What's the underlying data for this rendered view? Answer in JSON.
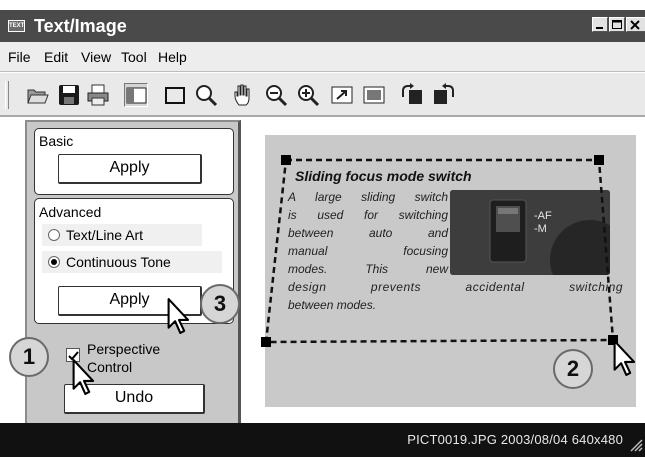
{
  "window": {
    "title": "Text/Image",
    "app_icon_text": "TEXT"
  },
  "menubar": {
    "items": [
      "File",
      "Edit",
      "View",
      "Tool",
      "Help"
    ]
  },
  "toolbar": {
    "tools": [
      "open-icon",
      "save-icon",
      "print-icon",
      "panel-toggle-icon",
      "crop-rectangle-icon",
      "zoom-icon",
      "hand-icon",
      "zoom-out-icon",
      "zoom-in-icon",
      "fit-window-icon",
      "full-screen-icon",
      "rotate-left-icon",
      "rotate-right-icon"
    ]
  },
  "left_panel": {
    "basic": {
      "label": "Basic",
      "apply_label": "Apply"
    },
    "advanced": {
      "label": "Advanced",
      "options": [
        {
          "label": "Text/Line Art",
          "selected": false
        },
        {
          "label": "Continuous Tone",
          "selected": true
        }
      ],
      "apply_label": "Apply"
    },
    "perspective": {
      "label_line1": "Perspective",
      "label_line2": "Control",
      "checked": true
    },
    "undo_label": "Undo"
  },
  "photo": {
    "title": "Sliding focus mode switch",
    "lines": [
      "A large sliding switch",
      "is used for switching",
      "between auto and",
      "manual focusing",
      "modes. This new",
      "design prevents accidental switching",
      "between modes."
    ],
    "camera_labels": [
      "-AF",
      "-M"
    ]
  },
  "status": {
    "text": "PICT0019.JPG 2003/08/04 640x480"
  },
  "callouts": [
    "1",
    "2",
    "3"
  ]
}
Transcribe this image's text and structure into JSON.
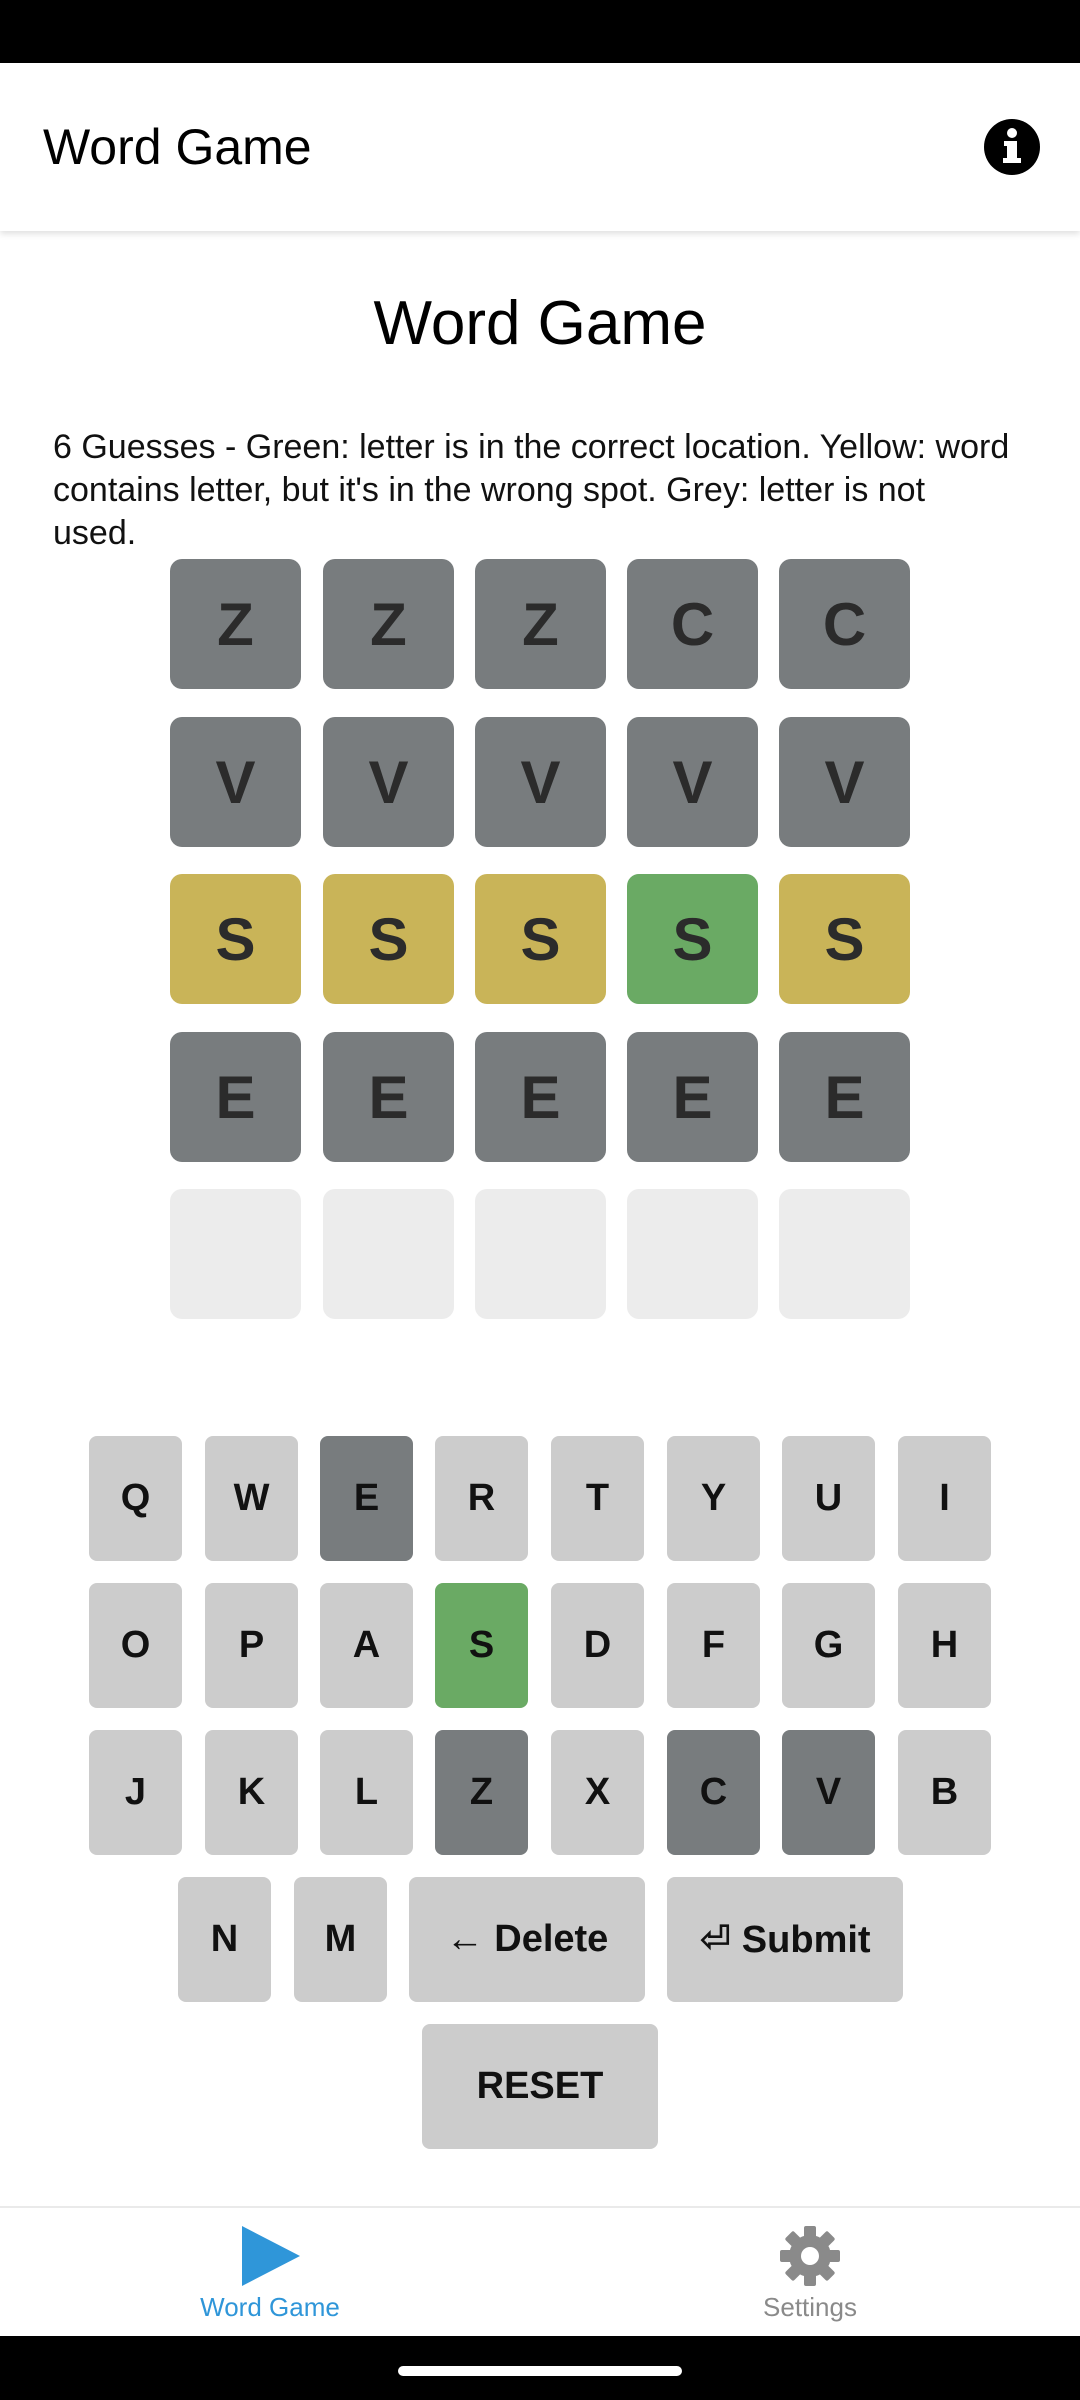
{
  "app_bar": {
    "title": "Word Game",
    "info_icon": "info-circle-icon"
  },
  "page": {
    "title": "Word Game",
    "instructions": "6 Guesses - Green: letter is in the correct location. Yellow: word contains letter, but it's in the wrong spot. Grey: letter is not used."
  },
  "colors": {
    "grey": "#787c7e",
    "yellow": "#c9b458",
    "green": "#6aaa64",
    "empty": "#ececec",
    "key": "#cccccc",
    "accent": "#2f96d9"
  },
  "board": {
    "rows": [
      {
        "letters": [
          "Z",
          "Z",
          "Z",
          "C",
          "C"
        ],
        "states": [
          "grey",
          "grey",
          "grey",
          "grey",
          "grey"
        ]
      },
      {
        "letters": [
          "V",
          "V",
          "V",
          "V",
          "V"
        ],
        "states": [
          "grey",
          "grey",
          "grey",
          "grey",
          "grey"
        ]
      },
      {
        "letters": [
          "S",
          "S",
          "S",
          "S",
          "S"
        ],
        "states": [
          "yellow",
          "yellow",
          "yellow",
          "green",
          "yellow"
        ]
      },
      {
        "letters": [
          "E",
          "E",
          "E",
          "E",
          "E"
        ],
        "states": [
          "grey",
          "grey",
          "grey",
          "grey",
          "grey"
        ]
      },
      {
        "letters": [
          "",
          "",
          "",
          "",
          ""
        ],
        "states": [
          "empty",
          "empty",
          "empty",
          "empty",
          "empty"
        ]
      }
    ]
  },
  "keyboard": {
    "row1": [
      {
        "label": "Q",
        "state": "default"
      },
      {
        "label": "W",
        "state": "default"
      },
      {
        "label": "E",
        "state": "grey"
      },
      {
        "label": "R",
        "state": "default"
      },
      {
        "label": "T",
        "state": "default"
      },
      {
        "label": "Y",
        "state": "default"
      },
      {
        "label": "U",
        "state": "default"
      },
      {
        "label": "I",
        "state": "default"
      }
    ],
    "row2": [
      {
        "label": "O",
        "state": "default"
      },
      {
        "label": "P",
        "state": "default"
      },
      {
        "label": "A",
        "state": "default"
      },
      {
        "label": "S",
        "state": "green"
      },
      {
        "label": "D",
        "state": "default"
      },
      {
        "label": "F",
        "state": "default"
      },
      {
        "label": "G",
        "state": "default"
      },
      {
        "label": "H",
        "state": "default"
      }
    ],
    "row3": [
      {
        "label": "J",
        "state": "default"
      },
      {
        "label": "K",
        "state": "default"
      },
      {
        "label": "L",
        "state": "default"
      },
      {
        "label": "Z",
        "state": "grey"
      },
      {
        "label": "X",
        "state": "default"
      },
      {
        "label": "C",
        "state": "grey"
      },
      {
        "label": "V",
        "state": "grey"
      },
      {
        "label": "B",
        "state": "default"
      }
    ],
    "row4": [
      {
        "label": "N",
        "state": "default"
      },
      {
        "label": "M",
        "state": "default"
      }
    ],
    "delete_label": "← Delete",
    "submit_label": "⏎ Submit",
    "reset_label": "RESET"
  },
  "bottom_nav": {
    "items": [
      {
        "label": "Word Game",
        "icon": "play-icon",
        "active": true
      },
      {
        "label": "Settings",
        "icon": "gear-icon",
        "active": false
      }
    ]
  }
}
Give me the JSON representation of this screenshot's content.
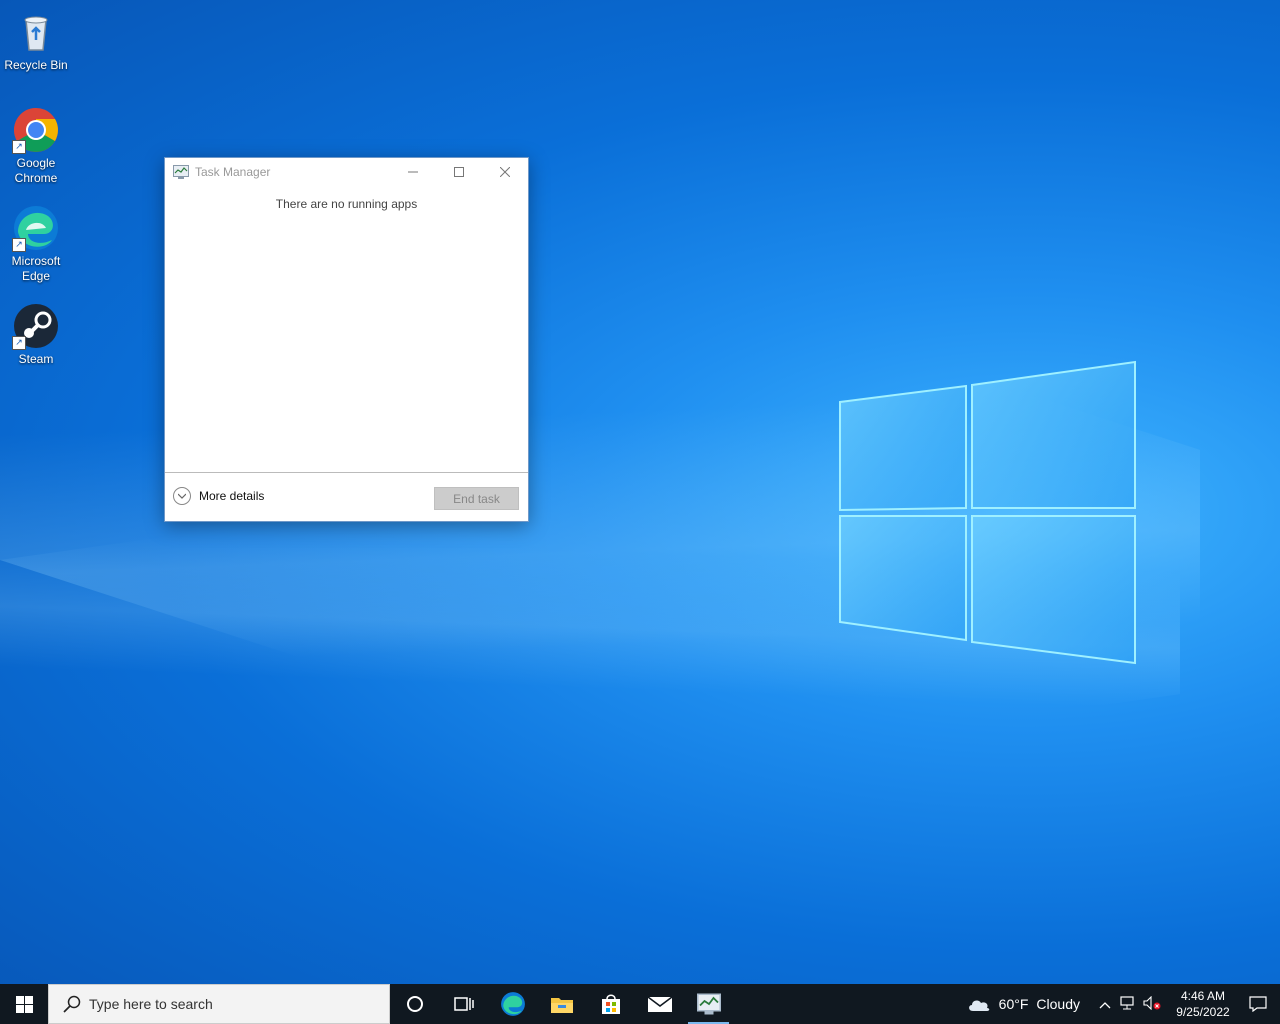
{
  "desktop": {
    "icons": [
      {
        "label": "Recycle Bin",
        "icon": "recycle-bin-icon"
      },
      {
        "label": "Google Chrome",
        "icon": "chrome-icon"
      },
      {
        "label": "Microsoft Edge",
        "icon": "edge-icon"
      },
      {
        "label": "Steam",
        "icon": "steam-icon"
      }
    ]
  },
  "task_manager": {
    "title": "Task Manager",
    "empty_message": "There are no running apps",
    "more_details_label": "More details",
    "end_task_label": "End task"
  },
  "taskbar": {
    "search_placeholder": "Type here to search",
    "pinned": [
      "cortana-icon",
      "task-view-icon",
      "edge-icon",
      "file-explorer-icon",
      "store-icon",
      "mail-icon",
      "task-manager-icon"
    ],
    "weather": {
      "temp": "60°F",
      "condition": "Cloudy"
    },
    "clock": {
      "time": "4:46 AM",
      "date": "9/25/2022"
    }
  },
  "colors": {
    "accent": "#0a6fd8",
    "taskbar": "#101820"
  }
}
__________________________________________________
• Aim of the task: Among the entries above, how many lines include the word "true"? Reply with the number only.

• Output of the task: 3